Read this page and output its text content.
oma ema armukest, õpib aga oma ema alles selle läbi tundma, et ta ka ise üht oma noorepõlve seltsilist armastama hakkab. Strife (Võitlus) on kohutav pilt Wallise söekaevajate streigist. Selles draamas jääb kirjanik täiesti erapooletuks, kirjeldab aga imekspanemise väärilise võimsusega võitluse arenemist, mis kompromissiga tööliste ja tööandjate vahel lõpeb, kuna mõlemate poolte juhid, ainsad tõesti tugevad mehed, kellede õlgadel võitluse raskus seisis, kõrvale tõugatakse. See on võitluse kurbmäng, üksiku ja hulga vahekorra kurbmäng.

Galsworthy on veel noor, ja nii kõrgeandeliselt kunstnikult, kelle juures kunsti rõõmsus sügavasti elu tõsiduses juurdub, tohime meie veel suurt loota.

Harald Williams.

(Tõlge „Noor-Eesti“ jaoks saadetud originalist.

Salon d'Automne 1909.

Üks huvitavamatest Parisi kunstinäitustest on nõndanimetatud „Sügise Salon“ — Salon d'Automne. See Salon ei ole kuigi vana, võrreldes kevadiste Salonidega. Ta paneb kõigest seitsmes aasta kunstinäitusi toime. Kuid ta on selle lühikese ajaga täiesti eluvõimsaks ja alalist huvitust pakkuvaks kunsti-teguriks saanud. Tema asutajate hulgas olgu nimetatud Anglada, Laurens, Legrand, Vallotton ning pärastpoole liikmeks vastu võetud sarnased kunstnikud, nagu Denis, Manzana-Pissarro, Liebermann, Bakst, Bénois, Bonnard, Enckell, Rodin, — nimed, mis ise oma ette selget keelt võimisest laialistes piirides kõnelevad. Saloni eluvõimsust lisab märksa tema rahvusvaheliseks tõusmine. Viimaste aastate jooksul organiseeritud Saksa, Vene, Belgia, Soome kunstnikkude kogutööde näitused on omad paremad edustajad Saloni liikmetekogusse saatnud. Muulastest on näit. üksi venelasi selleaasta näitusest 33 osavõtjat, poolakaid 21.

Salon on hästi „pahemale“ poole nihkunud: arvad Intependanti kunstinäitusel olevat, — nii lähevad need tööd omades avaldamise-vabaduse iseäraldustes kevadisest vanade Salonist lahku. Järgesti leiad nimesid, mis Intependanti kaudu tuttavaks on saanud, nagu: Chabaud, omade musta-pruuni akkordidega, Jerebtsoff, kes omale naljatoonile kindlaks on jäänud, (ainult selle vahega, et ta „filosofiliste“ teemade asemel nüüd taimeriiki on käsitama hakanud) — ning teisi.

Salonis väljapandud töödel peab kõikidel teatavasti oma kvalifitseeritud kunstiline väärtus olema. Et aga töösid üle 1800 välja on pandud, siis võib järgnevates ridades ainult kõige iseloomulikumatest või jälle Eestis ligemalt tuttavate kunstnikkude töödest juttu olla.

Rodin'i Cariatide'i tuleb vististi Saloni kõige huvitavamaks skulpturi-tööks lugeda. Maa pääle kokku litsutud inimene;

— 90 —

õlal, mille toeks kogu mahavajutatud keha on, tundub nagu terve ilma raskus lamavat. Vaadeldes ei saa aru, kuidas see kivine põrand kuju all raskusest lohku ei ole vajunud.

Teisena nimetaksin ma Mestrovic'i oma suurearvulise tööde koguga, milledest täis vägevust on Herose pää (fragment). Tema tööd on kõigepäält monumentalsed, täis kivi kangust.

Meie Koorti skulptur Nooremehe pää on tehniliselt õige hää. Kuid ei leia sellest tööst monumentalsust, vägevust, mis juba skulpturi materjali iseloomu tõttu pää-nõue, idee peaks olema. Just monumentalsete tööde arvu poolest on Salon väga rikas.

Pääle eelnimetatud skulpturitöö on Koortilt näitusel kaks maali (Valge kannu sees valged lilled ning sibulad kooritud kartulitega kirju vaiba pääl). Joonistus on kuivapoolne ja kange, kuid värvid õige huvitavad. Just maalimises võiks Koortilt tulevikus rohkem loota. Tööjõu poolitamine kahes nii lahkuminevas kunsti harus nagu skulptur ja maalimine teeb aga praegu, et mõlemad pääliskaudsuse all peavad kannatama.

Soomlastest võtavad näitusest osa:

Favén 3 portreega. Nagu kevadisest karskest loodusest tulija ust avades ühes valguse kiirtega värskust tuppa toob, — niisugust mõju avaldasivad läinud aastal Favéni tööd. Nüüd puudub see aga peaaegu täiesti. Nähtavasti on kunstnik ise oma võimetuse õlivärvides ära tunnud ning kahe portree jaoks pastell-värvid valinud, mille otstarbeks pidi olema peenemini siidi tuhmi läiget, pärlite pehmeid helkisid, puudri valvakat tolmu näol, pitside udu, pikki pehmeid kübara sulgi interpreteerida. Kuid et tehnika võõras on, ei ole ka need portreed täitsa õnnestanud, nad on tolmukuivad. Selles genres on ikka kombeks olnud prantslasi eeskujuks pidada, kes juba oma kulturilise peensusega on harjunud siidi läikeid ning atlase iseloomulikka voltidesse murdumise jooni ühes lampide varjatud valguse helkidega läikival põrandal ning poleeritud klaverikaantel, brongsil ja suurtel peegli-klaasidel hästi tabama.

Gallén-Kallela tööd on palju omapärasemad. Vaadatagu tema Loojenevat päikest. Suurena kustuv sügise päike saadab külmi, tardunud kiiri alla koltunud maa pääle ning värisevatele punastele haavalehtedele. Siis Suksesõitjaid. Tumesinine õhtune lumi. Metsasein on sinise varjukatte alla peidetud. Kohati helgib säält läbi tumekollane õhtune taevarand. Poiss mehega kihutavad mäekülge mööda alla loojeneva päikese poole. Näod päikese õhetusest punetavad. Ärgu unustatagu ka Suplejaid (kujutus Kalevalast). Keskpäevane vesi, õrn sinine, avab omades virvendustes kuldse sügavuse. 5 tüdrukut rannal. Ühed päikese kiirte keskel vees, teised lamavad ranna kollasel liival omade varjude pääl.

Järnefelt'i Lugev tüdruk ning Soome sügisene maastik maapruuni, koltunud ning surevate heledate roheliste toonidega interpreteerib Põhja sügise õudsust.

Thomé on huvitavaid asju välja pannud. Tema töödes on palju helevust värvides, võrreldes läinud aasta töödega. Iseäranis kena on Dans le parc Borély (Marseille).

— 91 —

**THE PROBLEM**:
Copy out every line of the data above, exactly as given.

**FULL SOLUTION**:
Read this page and output its text content.
oma ema armukest, õpib aga oma ema alles selle läbi tundma, et ta ka ise üht oma noorepõlve seltsilist armastama hakkab. Strife (Võitlus) on kohutav pilt Wallise söekaevajate streigist. Selles draamas jääb kirjanik täiesti erapooletuks, kirjeldab aga imekspanemise väärilise võimsusega võitluse arenemist, mis kompromissiga tööliste ja tööandjate vahel lõpeb, kuna mõlemate poolte juhid, ainsad tõesti tugevad mehed, kellede õlgadel võitluse raskus seisis, kõrvale tõugatakse. See on võitluse kurbmäng, üksiku ja hulga vahekorra kurbmäng.

Galsworthy on veel noor, ja nii kõrgeandeliselt kunstnikult, kelle juures kunsti rõõmsus sügavasti elu tõsiduses juurdub, tohime meie veel suurt loota.

Harald Williams.

(Tõlge „Noor-Eesti“ jaoks saadetud originalist.

Salon d'Automne 1909.

Üks huvitavamatest Parisi kunstinäitustest on nõndanimetatud „Sügise Salon“ — Salon d'Automne. See Salon ei ole kuigi vana, võrreldes kevadiste Salonidega. Ta paneb kõigest seitsmes aasta kunstinäitusi toime. Kuid ta on selle lühikese ajaga täiesti eluvõimsaks ja alalist huvitust pakkuvaks kunsti-teguriks saanud. Tema asutajate hulgas olgu nimetatud Anglada, Laurens, Legrand, Vallotton ning pärastpoole liikmeks vastu võetud sarnased kunstnikud, nagu Denis, Manzana-Pissarro, Liebermann, Bakst, Bénois, Bonnard, Enckell, Rodin, — nimed, mis ise oma ette selget keelt võimisest laialistes piirides kõnelevad. Saloni eluvõimsust lisab märksa tema rahvusvaheliseks tõusmine. Viimaste aastate jooksul organiseeritud Saksa, Vene, Belgia, Soome kunstnikkude kogutööde näitused on omad paremad edustajad Saloni liikmetekogusse saatnud. Muulastest on näit. üksi venelasi selleaasta näitusest 33 osavõtjat, poolakaid 21.

Salon on hästi „pahemale“ poole nihkunud: arvad Intependanti kunstinäitusel olevat, — nii lähevad need tööd omades avaldamise-vabaduse iseäraldustes kevadisest vanade Salonist lahku. Järgesti leiad nimesid, mis Intependanti kaudu tuttavaks on saanud, nagu: Chabaud, omade musta-pruuni akkordidega, Jerebtsoff, kes omale naljatoonile kindlaks on jäänud, (ainult selle vahega, et ta „filosofiliste“ teemade asemel nüüd taimeriiki on käsitama hakanud) — ning teisi.

Salonis väljapandud töödel peab kõikidel teatavasti oma kvalifitseeritud kunstiline väärtus olema. Et aga töösid üle 1800 välja on pandud, siis võib järgnevates ridades ainult kõige iseloomulikumatest või jälle Eestis ligemalt tuttavate kunstnikkude töödest juttu olla.

Rodin'i Cariatide'i tuleb vististi Saloni kõige huvitavamaks skulpturi-tööks lugeda. Maa pääle kokku litsutud inimene;

— 90 —

õlal, mille toeks kogu mahavajutatud keha on, tundub nagu terve ilma raskus lamavat. Vaadeldes ei saa aru, kuidas see kivine põrand kuju all raskusest lohku ei ole vajunud.

Teisena nimetaksin ma Mestrovic'i oma suurearvulise tööde koguga, milledest täis vägevust on Herose pää (fragment). Tema tööd on kõigepäält monumentalsed, täis kivi kangust.

Meie Koorti skulptur Nooremehe pää on tehniliselt õige hää. Kuid ei leia sellest tööst monumentalsust, vägevust, mis juba skulpturi materjali iseloomu tõttu pää-nõue, idee peaks olema. Just monumentalsete tööde arvu poolest on Salon väga rikas.

Pääle eelnimetatud skulpturitöö on Koortilt näitusel kaks maali (Valge kannu sees valged lilled ning sibulad kooritud kartulitega kirju vaiba pääl). Joonistus on kuivapoolne ja kange, kuid värvid õige huvitavad. Just maalimises võiks Koortilt tulevikus rohkem loota. Tööjõu poolitamine kahes nii lahkuminevas kunsti harus nagu skulptur ja maalimine teeb aga praegu, et mõlemad pääliskaudsuse all peavad kannatama.

Soomlastest võtavad näitusest osa:

Favén 3 portreega. Nagu kevadisest karskest loodusest tulija ust avades ühes valguse kiirtega värskust tuppa toob, — niisugust mõju avaldasivad läinud aastal Favéni tööd. Nüüd puudub see aga peaaegu täiesti. Nähtavasti on kunstnik ise oma võimetuse õlivärvides ära tunnud ning kahe portree jaoks pastell-värvid valinud, mille otstarbeks pidi olema peenemini siidi tuhmi läiget, pärlite pehmeid helkisid, puudri valvakat tolmu näol, pitside udu, pikki pehmeid kübara sulgi interpreteerida. Kuid et tehnika võõras on, ei ole ka need portreed täitsa õnnestanud, nad on tolmukuivad. Selles genres on ikka kombeks olnud prantslasi eeskujuks pidada, kes juba oma kulturilise peensusega on harjunud siidi läikeid ning atlase iseloomulikka voltidesse murdumise jooni ühes lampide varjatud valguse helkidega läikival põrandal ning poleeritud klaverikaantel, brongsil ja suurtel peegli-klaasidel hästi tabama.

Gallén-Kallela tööd on palju omapärasemad. Vaadatagu tema Loojenevat päikest. Suurena kustuv sügise päike saadab külmi, tardunud kiiri alla koltunud maa pääle ning värisevatele punastele haavalehtedele. Siis Suksesõitjaid. Tumesinine õhtune lumi. Metsasein on sinise varjukatte alla peidetud. Kohati helgib säält läbi tumekollane õhtune taevarand. Poiss mehega kihutavad mäekülge mööda alla loojeneva päikese poole. Näod päikese õhetusest punetavad. Ärgu unustatagu ka Suplejaid (kujutus Kalevalast). Keskpäevane vesi, õrn sinine, avab omades virvendustes kuldse sügavuse. 5 tüdrukut rannal. Ühed päikese kiirte keskel vees, teised lamavad ranna kollasel liival omade varjude pääl.

Järnefelt'i Lugev tüdruk ning Soome sügisene maastik maapruuni, koltunud ning surevate heledate roheliste toonidega interpreteerib Põhja sügise õudsust.

Thomé on huvitavaid asju välja pannud. Tema töödes on palju helevust värvides, võrreldes läinud aasta töödega. Iseäranis kena on Dans le parc Borély (Marseille).

— 91 —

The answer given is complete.